>> Start

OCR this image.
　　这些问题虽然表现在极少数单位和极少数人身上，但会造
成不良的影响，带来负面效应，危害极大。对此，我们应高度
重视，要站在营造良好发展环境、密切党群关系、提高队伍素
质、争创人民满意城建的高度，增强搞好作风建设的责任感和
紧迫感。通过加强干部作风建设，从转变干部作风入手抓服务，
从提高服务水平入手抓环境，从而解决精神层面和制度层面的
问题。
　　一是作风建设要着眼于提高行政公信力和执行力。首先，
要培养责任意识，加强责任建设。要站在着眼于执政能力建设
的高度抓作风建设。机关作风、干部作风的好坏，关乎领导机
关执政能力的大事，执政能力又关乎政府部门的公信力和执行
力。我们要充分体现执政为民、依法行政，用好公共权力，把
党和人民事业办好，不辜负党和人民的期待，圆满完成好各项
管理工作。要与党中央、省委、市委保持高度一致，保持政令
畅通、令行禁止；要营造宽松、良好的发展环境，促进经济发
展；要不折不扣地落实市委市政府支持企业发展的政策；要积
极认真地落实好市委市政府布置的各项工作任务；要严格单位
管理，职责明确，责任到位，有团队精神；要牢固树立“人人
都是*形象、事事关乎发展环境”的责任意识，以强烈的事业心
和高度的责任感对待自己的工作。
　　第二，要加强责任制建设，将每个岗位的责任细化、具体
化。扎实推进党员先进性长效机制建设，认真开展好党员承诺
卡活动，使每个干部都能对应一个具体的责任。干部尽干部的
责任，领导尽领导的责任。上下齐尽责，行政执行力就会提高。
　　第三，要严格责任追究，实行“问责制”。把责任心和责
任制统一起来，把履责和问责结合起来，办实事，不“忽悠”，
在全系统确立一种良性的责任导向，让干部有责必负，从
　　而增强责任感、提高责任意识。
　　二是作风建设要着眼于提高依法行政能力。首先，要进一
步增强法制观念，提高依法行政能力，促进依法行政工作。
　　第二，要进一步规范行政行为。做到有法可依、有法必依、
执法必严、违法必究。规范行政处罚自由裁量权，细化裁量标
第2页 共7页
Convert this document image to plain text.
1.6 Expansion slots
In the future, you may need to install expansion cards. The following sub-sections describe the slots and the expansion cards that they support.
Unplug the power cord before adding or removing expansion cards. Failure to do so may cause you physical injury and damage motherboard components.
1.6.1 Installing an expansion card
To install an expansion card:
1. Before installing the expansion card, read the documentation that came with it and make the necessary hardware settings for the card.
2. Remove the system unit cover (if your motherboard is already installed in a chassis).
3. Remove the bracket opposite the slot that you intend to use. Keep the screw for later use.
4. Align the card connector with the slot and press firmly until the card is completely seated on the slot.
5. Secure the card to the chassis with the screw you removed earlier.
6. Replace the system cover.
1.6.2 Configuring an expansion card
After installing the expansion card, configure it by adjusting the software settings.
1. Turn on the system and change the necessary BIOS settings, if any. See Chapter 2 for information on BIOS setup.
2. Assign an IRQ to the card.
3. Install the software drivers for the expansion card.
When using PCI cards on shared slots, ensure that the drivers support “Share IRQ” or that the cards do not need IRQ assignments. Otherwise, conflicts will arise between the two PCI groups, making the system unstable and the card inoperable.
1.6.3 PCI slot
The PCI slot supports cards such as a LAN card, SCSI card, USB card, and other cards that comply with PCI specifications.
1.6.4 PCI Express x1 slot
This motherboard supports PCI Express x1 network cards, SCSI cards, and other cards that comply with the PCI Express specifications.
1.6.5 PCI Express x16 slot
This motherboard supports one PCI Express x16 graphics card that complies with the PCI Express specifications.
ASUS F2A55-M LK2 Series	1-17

>> End

Retype the entries exactly, including every line.

▶ [EXERCISE OUTPUT]:
OCR this image.
　　这些问题虽然表现在极少数单位和极少数人身上，但会造
成不良的影响，带来负面效应，危害极大。对此，我们应高度
重视，要站在营造良好发展环境、密切党群关系、提高队伍素
质、争创人民满意城建的高度，增强搞好作风建设的责任感和
紧迫感。通过加强干部作风建设，从转变干部作风入手抓服务，
从提高服务水平入手抓环境，从而解决精神层面和制度层面的
问题。
　　一是作风建设要着眼于提高行政公信力和执行力。首先，
要培养责任意识，加强责任建设。要站在着眼于执政能力建设
的高度抓作风建设。机关作风、干部作风的好坏，关乎领导机
关执政能力的大事，执政能力又关乎政府部门的公信力和执行
力。我们要充分体现执政为民、依法行政，用好公共权力，把
党和人民事业办好，不辜负党和人民的期待，圆满完成好各项
管理工作。要与党中央、省委、市委保持高度一致，保持政令
畅通、令行禁止；要营造宽松、良好的发展环境，促进经济发
展；要不折不扣地落实市委市政府支持企业发展的政策；要积
极认真地落实好市委市政府布置的各项工作任务；要严格单位
管理，职责明确，责任到位，有团队精神；要牢固树立“人人
都是*形象、事事关乎发展环境”的责任意识，以强烈的事业心
和高度的责任感对待自己的工作。
　　第二，要加强责任制建设，将每个岗位的责任细化、具体
化。扎实推进党员先进性长效机制建设，认真开展好党员承诺
卡活动，使每个干部都能对应一个具体的责任。干部尽干部的
责任，领导尽领导的责任。上下齐尽责，行政执行力就会提高。
　　第三，要严格责任追究，实行“问责制”。把责任心和责
任制统一起来，把履责和问责结合起来，办实事，不“忽悠”，
在全系统确立一种良性的责任导向，让干部有责必负，从
　　而增强责任感、提高责任意识。
　　二是作风建设要着眼于提高依法行政能力。首先，要进一
步增强法制观念，提高依法行政能力，促进依法行政工作。
　　第二，要进一步规范行政行为。做到有法可依、有法必依、
执法必严、违法必究。规范行政处罚自由裁量权，细化裁量标
第2页 共7页
Convert this document image to plain text.
1.6 Expansion slots
In the future, you may need to install expansion cards. The following sub-sections describe the slots and the expansion cards that they support.
Unplug the power cord before adding or removing expansion cards. Failure to do so may cause you physical injury and damage motherboard components.
1.6.1 Installing an expansion card
To install an expansion card:
1. Before installing the expansion card, read the documentation that came with it and make the necessary hardware settings for the card.
2. Remove the system unit cover (if your motherboard is already installed in a chassis).
3. Remove the bracket opposite the slot that you intend to use. Keep the screw for later use.
4. Align the card connector with the slot and press firmly until the card is completely seated on the slot.
5. Secure the card to the chassis with the screw you removed earlier.
6. Replace the system cover.
1.6.2 Configuring an expansion card
After installing the expansion card, configure it by adjusting the software settings.
1. Turn on the system and change the necessary BIOS settings, if any. See Chapter 2 for information on BIOS setup.
2. Assign an IRQ to the card.
3. Install the software drivers for the expansion card.
When using PCI cards on shared slots, ensure that the drivers support “Share IRQ” or that the cards do not need IRQ assignments. Otherwise, conflicts will arise between the two PCI groups, making the system unstable and the card inoperable.
1.6.3 PCI slot
The PCI slot supports cards such as a LAN card, SCSI card, USB card, and other cards that comply with PCI specifications.
1.6.4 PCI Express x1 slot
This motherboard supports PCI Express x1 network cards, SCSI cards, and other cards that comply with the PCI Express specifications.
1.6.5 PCI Express x16 slot
This motherboard supports one PCI Express x16 graphics card that complies with the PCI Express specifications.
ASUS F2A55-M LK2 Series	1-17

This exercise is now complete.